Stored entries
__________

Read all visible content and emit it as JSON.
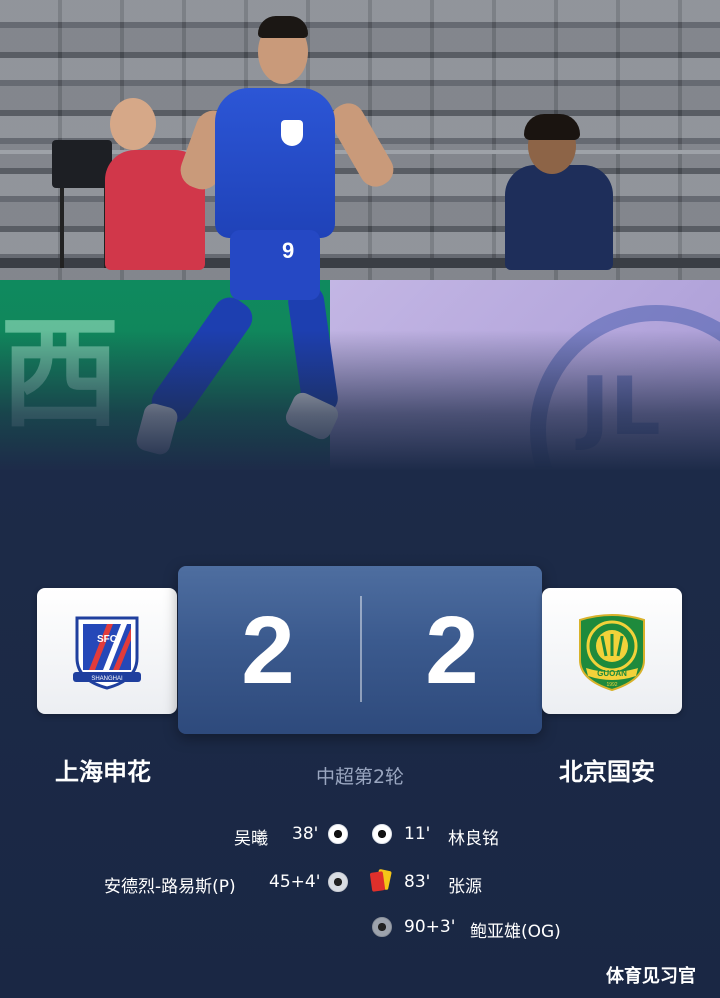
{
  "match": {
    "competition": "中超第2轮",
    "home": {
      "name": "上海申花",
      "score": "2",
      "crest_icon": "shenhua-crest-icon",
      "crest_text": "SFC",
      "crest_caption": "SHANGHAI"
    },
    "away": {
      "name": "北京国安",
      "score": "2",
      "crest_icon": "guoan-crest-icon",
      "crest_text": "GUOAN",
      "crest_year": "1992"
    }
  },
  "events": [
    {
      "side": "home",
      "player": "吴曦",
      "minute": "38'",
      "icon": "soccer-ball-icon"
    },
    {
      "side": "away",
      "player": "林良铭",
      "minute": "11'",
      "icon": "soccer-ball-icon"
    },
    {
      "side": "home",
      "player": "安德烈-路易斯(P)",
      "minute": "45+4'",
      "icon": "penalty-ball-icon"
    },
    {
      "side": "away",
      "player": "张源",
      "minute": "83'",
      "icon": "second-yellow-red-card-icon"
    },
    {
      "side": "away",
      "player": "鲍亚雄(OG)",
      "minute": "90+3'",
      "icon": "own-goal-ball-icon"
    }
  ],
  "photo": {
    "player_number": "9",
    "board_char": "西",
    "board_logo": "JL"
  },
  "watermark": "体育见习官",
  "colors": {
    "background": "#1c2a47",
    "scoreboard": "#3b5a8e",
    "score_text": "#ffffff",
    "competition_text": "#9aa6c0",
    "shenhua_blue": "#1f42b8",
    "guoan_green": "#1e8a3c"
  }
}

__________

### Your goal
Print the complete listing exactly as it stands, without its pictures.

### Result for this exercise
Read all visible content and emit it as JSON.
{
  "match": {
    "competition": "中超第2轮",
    "home": {
      "name": "上海申花",
      "score": "2",
      "crest_icon": "shenhua-crest-icon",
      "crest_text": "SFC",
      "crest_caption": "SHANGHAI"
    },
    "away": {
      "name": "北京国安",
      "score": "2",
      "crest_icon": "guoan-crest-icon",
      "crest_text": "GUOAN",
      "crest_year": "1992"
    }
  },
  "events": [
    {
      "side": "home",
      "player": "吴曦",
      "minute": "38'",
      "icon": "soccer-ball-icon"
    },
    {
      "side": "away",
      "player": "林良铭",
      "minute": "11'",
      "icon": "soccer-ball-icon"
    },
    {
      "side": "home",
      "player": "安德烈-路易斯(P)",
      "minute": "45+4'",
      "icon": "penalty-ball-icon"
    },
    {
      "side": "away",
      "player": "张源",
      "minute": "83'",
      "icon": "second-yellow-red-card-icon"
    },
    {
      "side": "away",
      "player": "鲍亚雄(OG)",
      "minute": "90+3'",
      "icon": "own-goal-ball-icon"
    }
  ],
  "photo": {
    "player_number": "9",
    "board_char": "西",
    "board_logo": "JL"
  },
  "watermark": "体育见习官",
  "colors": {
    "background": "#1c2a47",
    "scoreboard": "#3b5a8e",
    "score_text": "#ffffff",
    "competition_text": "#9aa6c0",
    "shenhua_blue": "#1f42b8",
    "guoan_green": "#1e8a3c"
  }
}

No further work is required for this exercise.